PROBLEM STATEMENT:
Provide an exact transcription of all the records.

--- Begin ---

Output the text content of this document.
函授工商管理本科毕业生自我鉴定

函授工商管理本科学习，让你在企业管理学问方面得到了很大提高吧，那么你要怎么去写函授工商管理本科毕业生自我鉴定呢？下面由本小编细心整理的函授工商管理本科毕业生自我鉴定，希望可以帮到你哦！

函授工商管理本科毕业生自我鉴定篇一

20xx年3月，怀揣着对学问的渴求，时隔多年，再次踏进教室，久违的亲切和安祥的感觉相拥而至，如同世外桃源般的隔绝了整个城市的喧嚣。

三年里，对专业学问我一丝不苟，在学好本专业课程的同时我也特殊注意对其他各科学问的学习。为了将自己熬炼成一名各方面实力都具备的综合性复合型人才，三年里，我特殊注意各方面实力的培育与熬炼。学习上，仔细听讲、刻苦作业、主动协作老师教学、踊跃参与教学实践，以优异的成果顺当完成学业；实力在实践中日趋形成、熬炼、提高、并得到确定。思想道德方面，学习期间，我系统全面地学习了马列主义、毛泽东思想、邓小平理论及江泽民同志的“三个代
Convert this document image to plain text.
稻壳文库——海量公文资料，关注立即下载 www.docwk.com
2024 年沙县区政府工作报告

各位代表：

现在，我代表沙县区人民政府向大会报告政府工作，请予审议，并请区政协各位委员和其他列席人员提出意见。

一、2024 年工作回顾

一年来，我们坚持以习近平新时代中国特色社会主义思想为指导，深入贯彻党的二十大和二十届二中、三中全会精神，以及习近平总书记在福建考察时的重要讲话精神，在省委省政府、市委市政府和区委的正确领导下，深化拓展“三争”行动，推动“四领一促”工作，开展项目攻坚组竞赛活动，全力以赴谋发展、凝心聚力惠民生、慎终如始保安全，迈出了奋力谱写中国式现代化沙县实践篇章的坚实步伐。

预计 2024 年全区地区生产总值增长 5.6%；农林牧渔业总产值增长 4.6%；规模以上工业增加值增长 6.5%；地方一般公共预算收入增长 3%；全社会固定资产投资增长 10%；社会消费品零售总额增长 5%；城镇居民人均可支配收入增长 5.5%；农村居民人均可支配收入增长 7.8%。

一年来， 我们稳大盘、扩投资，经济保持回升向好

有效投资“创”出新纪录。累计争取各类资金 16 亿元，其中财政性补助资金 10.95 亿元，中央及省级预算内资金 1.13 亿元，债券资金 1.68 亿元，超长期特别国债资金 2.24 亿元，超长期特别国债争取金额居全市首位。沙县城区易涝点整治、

--- End ---

SOLUTION FOR THIS EXERCISE:
Output the text content of this document.
函授工商管理本科毕业生自我鉴定

函授工商管理本科学习，让你在企业管理学问方面得到了很大提高吧，那么你要怎么去写函授工商管理本科毕业生自我鉴定呢？下面由本小编细心整理的函授工商管理本科毕业生自我鉴定，希望可以帮到你哦！

函授工商管理本科毕业生自我鉴定篇一

20xx年3月，怀揣着对学问的渴求，时隔多年，再次踏进教室，久违的亲切和安祥的感觉相拥而至，如同世外桃源般的隔绝了整个城市的喧嚣。

三年里，对专业学问我一丝不苟，在学好本专业课程的同时我也特殊注意对其他各科学问的学习。为了将自己熬炼成一名各方面实力都具备的综合性复合型人才，三年里，我特殊注意各方面实力的培育与熬炼。学习上，仔细听讲、刻苦作业、主动协作老师教学、踊跃参与教学实践，以优异的成果顺当完成学业；实力在实践中日趋形成、熬炼、提高、并得到确定。思想道德方面，学习期间，我系统全面地学习了马列主义、毛泽东思想、邓小平理论及江泽民同志的“三个代
Convert this document image to plain text.
稻壳文库——海量公文资料，关注立即下载 www.docwk.com
2024 年沙县区政府工作报告

各位代表：

现在，我代表沙县区人民政府向大会报告政府工作，请予审议，并请区政协各位委员和其他列席人员提出意见。

一、2024 年工作回顾

一年来，我们坚持以习近平新时代中国特色社会主义思想为指导，深入贯彻党的二十大和二十届二中、三中全会精神，以及习近平总书记在福建考察时的重要讲话精神，在省委省政府、市委市政府和区委的正确领导下，深化拓展“三争”行动，推动“四领一促”工作，开展项目攻坚组竞赛活动，全力以赴谋发展、凝心聚力惠民生、慎终如始保安全，迈出了奋力谱写中国式现代化沙县实践篇章的坚实步伐。

预计 2024 年全区地区生产总值增长 5.6%；农林牧渔业总产值增长 4.6%；规模以上工业增加值增长 6.5%；地方一般公共预算收入增长 3%；全社会固定资产投资增长 10%；社会消费品零售总额增长 5%；城镇居民人均可支配收入增长 5.5%；农村居民人均可支配收入增长 7.8%。

一年来， 我们稳大盘、扩投资，经济保持回升向好

有效投资“创”出新纪录。累计争取各类资金 16 亿元，其中财政性补助资金 10.95 亿元，中央及省级预算内资金 1.13 亿元，债券资金 1.68 亿元，超长期特别国债资金 2.24 亿元，超长期特别国债争取金额居全市首位。沙县城区易涝点整治、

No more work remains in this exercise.